# Task inputs
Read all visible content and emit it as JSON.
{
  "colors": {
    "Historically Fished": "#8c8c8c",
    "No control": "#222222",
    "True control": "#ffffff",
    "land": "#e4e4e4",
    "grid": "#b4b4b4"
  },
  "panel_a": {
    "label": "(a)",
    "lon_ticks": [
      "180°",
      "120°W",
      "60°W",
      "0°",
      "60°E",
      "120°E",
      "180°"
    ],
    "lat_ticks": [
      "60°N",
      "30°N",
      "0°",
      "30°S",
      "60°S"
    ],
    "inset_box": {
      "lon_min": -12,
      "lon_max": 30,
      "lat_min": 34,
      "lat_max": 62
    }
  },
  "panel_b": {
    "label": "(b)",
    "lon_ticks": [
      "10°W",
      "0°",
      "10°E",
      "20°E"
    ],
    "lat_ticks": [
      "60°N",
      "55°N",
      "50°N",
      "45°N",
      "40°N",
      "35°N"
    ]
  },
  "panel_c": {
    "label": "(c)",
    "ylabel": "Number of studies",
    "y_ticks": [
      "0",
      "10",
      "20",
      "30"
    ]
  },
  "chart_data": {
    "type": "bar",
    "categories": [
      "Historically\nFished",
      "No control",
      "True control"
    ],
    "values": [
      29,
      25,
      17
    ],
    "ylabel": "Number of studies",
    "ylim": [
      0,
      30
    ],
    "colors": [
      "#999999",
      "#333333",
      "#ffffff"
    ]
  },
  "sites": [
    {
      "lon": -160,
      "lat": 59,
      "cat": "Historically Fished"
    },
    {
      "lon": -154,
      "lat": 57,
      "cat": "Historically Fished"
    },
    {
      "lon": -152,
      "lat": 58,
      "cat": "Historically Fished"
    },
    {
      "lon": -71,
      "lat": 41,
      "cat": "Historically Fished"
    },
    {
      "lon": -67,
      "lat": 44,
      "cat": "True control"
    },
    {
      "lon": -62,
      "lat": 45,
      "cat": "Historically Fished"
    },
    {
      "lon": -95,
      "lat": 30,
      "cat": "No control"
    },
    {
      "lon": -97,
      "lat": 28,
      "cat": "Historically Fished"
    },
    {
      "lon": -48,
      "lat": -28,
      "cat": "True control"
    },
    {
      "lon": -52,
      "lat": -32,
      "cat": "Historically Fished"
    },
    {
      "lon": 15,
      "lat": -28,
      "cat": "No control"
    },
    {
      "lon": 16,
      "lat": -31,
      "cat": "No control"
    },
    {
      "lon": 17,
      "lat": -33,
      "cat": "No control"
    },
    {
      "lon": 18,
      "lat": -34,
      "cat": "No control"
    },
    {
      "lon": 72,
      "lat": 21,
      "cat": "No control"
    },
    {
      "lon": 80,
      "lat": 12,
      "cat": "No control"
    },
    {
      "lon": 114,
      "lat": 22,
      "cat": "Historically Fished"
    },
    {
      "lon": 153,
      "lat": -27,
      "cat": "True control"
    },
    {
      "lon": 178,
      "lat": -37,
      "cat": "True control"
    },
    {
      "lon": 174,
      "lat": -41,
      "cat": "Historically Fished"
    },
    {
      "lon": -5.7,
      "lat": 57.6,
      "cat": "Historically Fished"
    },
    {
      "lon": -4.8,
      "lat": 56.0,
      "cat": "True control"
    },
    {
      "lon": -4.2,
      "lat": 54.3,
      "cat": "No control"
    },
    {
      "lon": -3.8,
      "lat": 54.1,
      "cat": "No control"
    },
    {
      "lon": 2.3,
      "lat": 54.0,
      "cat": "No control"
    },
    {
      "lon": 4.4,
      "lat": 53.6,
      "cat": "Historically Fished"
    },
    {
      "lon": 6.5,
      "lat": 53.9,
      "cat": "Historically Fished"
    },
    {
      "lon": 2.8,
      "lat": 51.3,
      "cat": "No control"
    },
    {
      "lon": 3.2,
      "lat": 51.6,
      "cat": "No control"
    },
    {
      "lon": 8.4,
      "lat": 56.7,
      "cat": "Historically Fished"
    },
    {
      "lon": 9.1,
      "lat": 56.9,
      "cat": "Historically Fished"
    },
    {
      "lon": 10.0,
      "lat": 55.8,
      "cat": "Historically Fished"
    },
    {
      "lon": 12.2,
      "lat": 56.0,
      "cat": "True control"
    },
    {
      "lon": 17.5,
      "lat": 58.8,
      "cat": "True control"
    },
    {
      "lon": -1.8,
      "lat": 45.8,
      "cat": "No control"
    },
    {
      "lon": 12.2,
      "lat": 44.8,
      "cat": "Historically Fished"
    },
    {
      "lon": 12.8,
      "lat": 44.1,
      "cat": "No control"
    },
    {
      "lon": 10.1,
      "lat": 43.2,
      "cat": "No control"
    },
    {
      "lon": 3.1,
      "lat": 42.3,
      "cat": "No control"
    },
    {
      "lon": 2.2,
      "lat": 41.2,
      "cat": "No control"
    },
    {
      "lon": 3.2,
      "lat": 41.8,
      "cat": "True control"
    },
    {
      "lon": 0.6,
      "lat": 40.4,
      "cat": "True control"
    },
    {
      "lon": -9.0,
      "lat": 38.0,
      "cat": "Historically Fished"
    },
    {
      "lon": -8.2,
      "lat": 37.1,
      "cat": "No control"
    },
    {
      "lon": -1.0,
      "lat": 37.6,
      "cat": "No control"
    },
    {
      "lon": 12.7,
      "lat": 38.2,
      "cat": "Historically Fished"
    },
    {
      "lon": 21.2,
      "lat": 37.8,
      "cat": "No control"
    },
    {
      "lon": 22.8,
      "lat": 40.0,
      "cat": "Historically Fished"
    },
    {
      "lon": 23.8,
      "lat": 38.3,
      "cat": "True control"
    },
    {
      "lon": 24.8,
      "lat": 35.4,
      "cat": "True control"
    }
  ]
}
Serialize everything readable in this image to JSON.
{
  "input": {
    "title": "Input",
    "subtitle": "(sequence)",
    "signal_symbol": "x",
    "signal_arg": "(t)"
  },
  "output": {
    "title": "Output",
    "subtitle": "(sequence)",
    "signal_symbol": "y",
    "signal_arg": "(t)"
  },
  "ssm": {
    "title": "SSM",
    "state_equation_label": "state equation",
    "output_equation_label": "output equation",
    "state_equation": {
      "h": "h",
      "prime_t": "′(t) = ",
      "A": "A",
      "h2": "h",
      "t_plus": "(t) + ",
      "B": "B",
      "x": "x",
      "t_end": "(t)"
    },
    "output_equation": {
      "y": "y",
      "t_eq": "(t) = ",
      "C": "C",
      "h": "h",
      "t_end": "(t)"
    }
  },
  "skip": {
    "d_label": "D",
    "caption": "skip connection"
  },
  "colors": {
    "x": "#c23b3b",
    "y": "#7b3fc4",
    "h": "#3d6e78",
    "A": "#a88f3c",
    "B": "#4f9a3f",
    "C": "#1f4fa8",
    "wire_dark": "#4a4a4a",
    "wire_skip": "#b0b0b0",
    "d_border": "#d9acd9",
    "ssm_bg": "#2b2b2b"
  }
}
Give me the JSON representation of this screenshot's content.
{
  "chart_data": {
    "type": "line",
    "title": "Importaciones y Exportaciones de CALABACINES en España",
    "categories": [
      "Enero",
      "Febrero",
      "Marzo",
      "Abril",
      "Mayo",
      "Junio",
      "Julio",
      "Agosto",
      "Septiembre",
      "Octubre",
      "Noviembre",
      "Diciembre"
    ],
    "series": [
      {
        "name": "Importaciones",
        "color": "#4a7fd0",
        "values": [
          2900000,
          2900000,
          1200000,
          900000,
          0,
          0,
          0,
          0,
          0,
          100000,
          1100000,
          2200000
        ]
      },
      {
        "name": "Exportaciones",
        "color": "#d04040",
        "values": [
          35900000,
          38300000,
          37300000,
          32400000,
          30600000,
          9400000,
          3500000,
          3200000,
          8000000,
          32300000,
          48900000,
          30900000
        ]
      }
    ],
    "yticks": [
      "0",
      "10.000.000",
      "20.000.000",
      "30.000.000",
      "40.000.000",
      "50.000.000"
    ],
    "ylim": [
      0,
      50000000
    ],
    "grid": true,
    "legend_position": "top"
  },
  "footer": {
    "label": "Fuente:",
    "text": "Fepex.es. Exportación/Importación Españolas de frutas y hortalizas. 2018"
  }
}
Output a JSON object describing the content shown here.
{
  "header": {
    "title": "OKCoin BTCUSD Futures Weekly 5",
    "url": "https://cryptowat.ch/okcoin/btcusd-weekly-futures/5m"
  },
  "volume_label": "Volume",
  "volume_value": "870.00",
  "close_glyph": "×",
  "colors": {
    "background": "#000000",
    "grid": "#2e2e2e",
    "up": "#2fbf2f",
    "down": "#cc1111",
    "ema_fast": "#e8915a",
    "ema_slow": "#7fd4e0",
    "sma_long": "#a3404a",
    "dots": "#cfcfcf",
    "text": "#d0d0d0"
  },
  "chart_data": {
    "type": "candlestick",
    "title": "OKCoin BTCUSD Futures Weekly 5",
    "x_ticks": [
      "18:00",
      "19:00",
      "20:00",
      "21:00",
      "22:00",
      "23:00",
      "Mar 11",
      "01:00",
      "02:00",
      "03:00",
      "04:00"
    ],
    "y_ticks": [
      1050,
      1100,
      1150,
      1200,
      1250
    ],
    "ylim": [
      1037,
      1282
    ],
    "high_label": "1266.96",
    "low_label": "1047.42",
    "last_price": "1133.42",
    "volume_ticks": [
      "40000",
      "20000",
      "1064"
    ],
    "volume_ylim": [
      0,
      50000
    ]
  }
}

# Instructions for the task
Only lines with "type" are wanted here; list each of them.

# Answer below
    "type": "bar",
    "type": "line",
    "type": "candlestick",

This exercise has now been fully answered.